Records supplied:
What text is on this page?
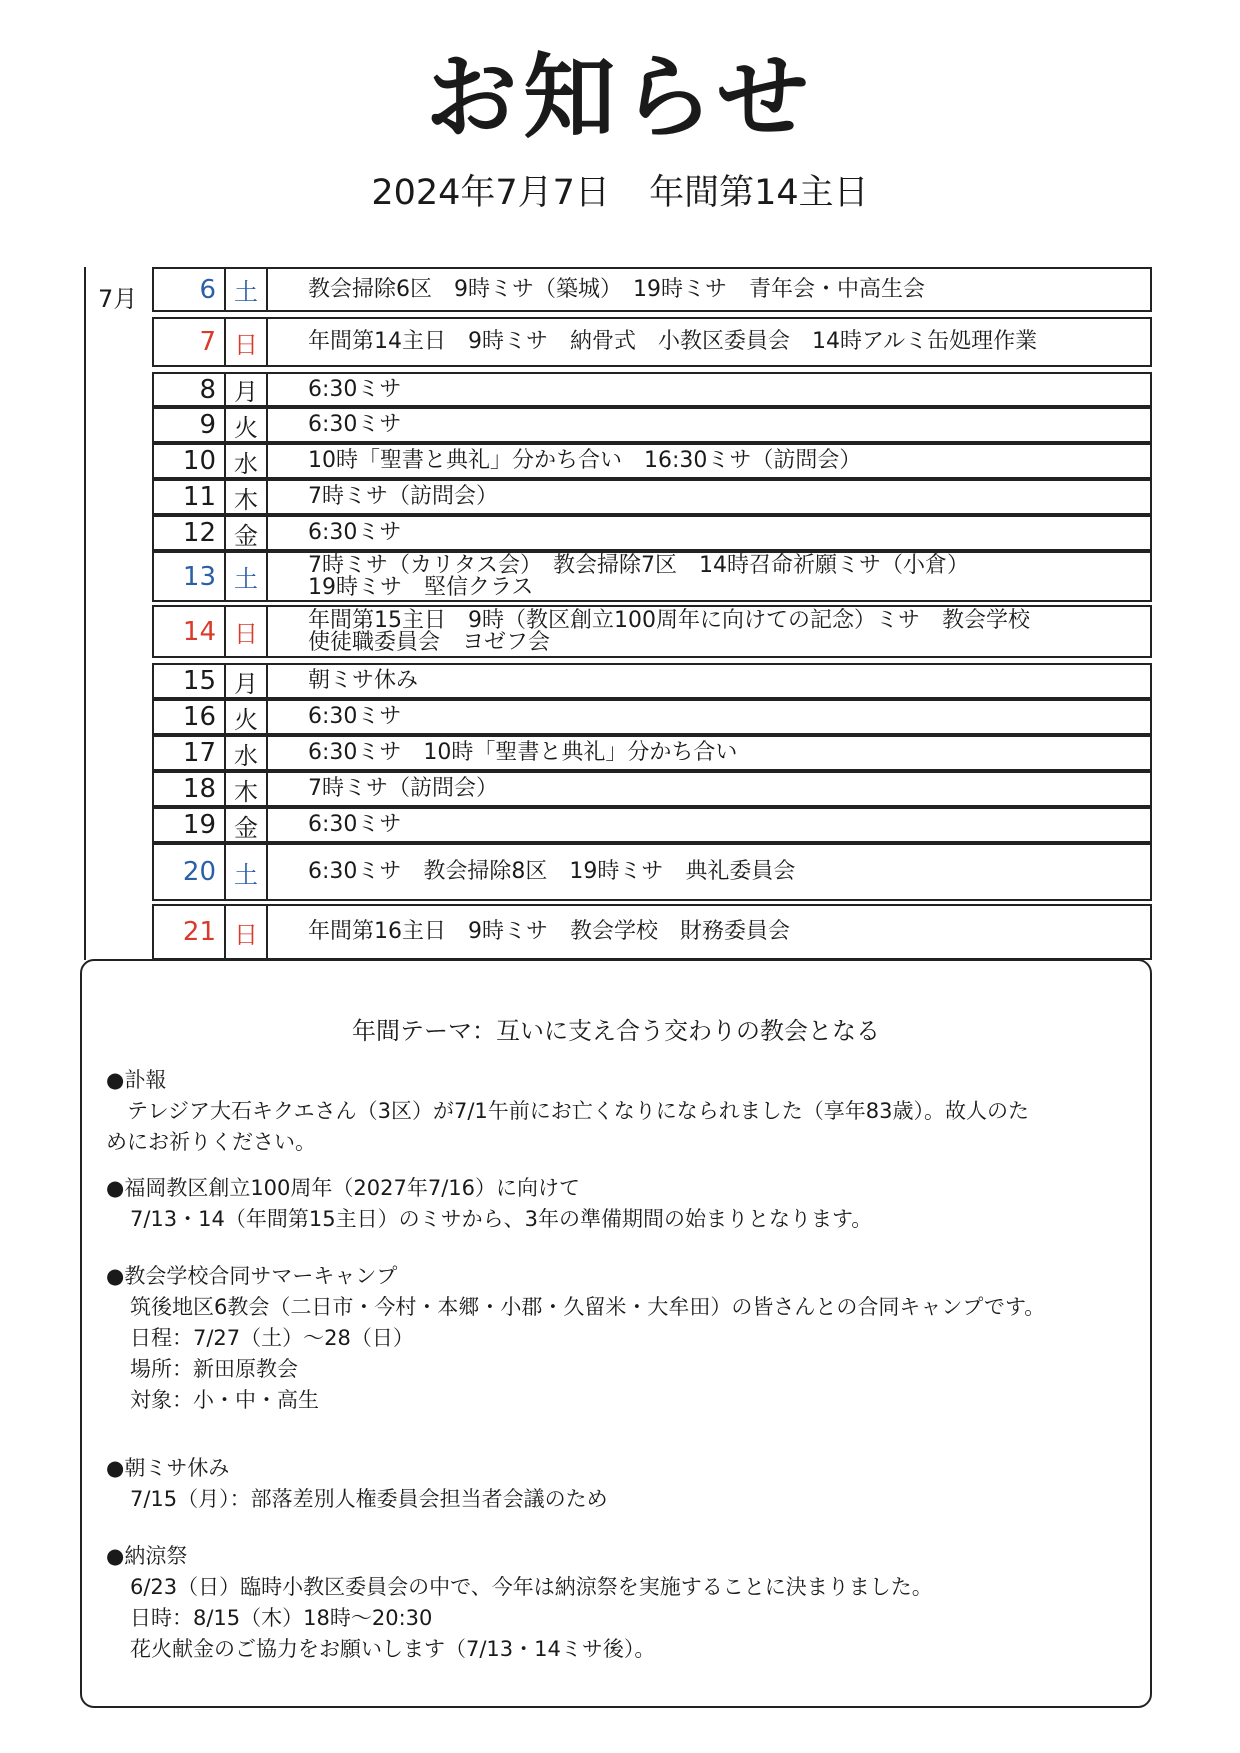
お知らせ
2024年7月7日 年間第14主日
7月	6 土	教会掃除6区　9時ミサ（築城）　19時ミサ　青年会・中高生会
7 日	年間第14主日　9時ミサ　納骨式　小教区委員会　14時アルミ缶処理作業
8 月	6:30ミサ
9 火	6:30ミサ
10 水	10時「聖書と典礼」分かち合い　16:30ミサ（訪問会）
11 木	7時ミサ（訪問会）
12 金	6:30ミサ
13 土	7時ミサ（カリタス会）　教会掃除7区　14時召命祈願ミサ（小倉）
19時ミサ　堅信クラス
14 日	年間第15主日　9時（教区創立100周年に向けての記念）ミサ　教会学校
使徒職委員会　ヨゼフ会
15 月	朝ミサ休み
16 火	6:30ミサ
17 水	6:30ミサ　10時「聖書と典礼」分かち合い
18 木	7時ミサ（訪問会）
19 金	6:30ミサ
20 土	6:30ミサ　教会掃除8区　19時ミサ　典礼委員会
21 日	年間第16主日　9時ミサ　教会学校　財務委員会
年間テーマ：互いに支え合う交わりの教会となる
●訃報
　テレジア大石キクエさん（3区）が7/1午前にお亡くなりになられました（享年83歳）。故人のた
めにお祈りください。
●福岡教区創立100周年（2027年7/16）に向けて
7/13・14（年間第15主日）のミサから、3年の準備期間の始まりとなります。
●教会学校合同サマーキャンプ
筑後地区6教会（二日市・今村・本郷・小郡・久留米・大牟田）の皆さんとの合同キャンプです。
日程：7/27（土）～28（日）
場所：新田原教会
対象：小・中・高生
●朝ミサ休み
7/15（月）：部落差別人権委員会担当者会議のため
●納涼祭
6/23（日）臨時小教区委員会の中で、今年は納涼祭を実施することに決まりました。
日時：8/15（木）18時～20:30
花火献金のご協力をお願いします（7/13・14ミサ後）。
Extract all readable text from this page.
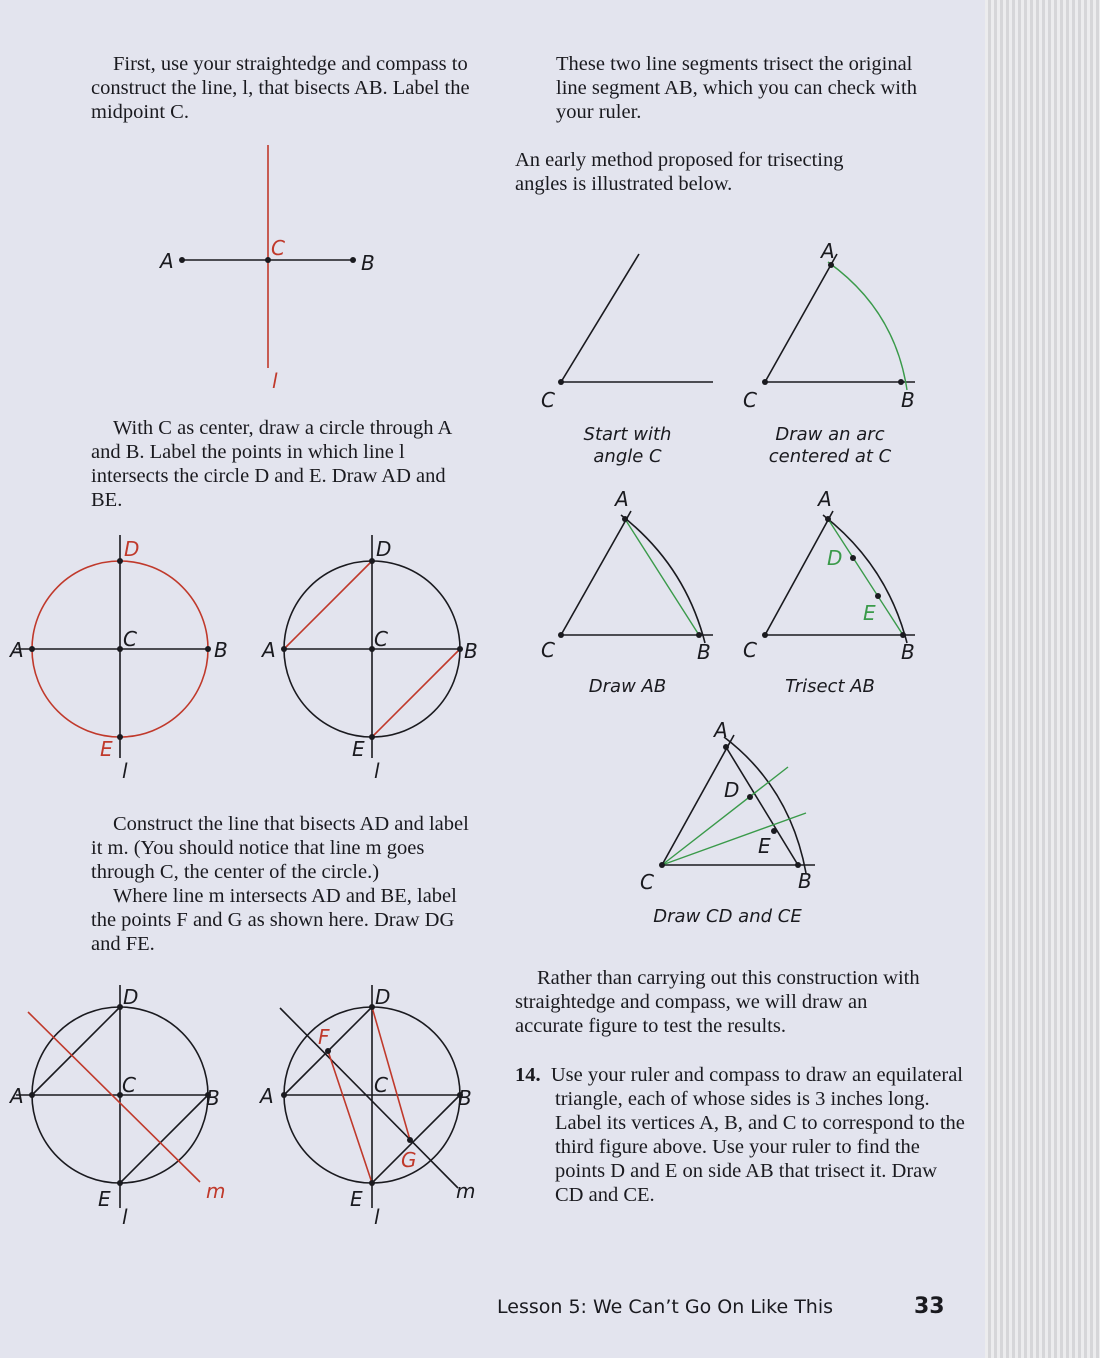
First, use your straightedge and compass to construct the line, l, that bisects AB. Label the midpoint C.

With C as center, draw a circle through A and B. Label the points in which line l intersects the circle D and E. Draw AD and BE.

Construct the line that bisects AD and label it m. (You should notice that line m goes through C, the center of the circle.)

Where line m intersects AD and BE, label the points F and G as shown here. Draw DG and FE.

These two line segments trisect the original line segment AB, which you can check with your ruler.

An early method proposed for trisecting angles is illustrated below.

Rather than carrying out this construction with straightedge and compass, we will draw an accurate figure to test the results.

14. Use your ruler and compass to draw an equilateral triangle, each of whose sides is 3 inches long. Label its vertices A, B, and C to correspond to the third figure above. Use your ruler to find the points D and E on side AB that trisect it. Draw CD and CE.

A	B
C
l
A	B
C
D
E
l
A	B
C
D
E
l
A	B
C
D
E
l
m
A	B
C
D
E
F
G
l
m
C
Start with angle C
C
A
B
Draw an arc centered at C
C
A
B
Draw AB
D
E
C
A
B
Trisect AB
D
E
C
A
B
Draw CD and CE
Lesson 5: We Can’t Go On Like This	33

Exercise objective: Give the count of lines in the listing that hold the word "page", with no other text.

Exercise result: 2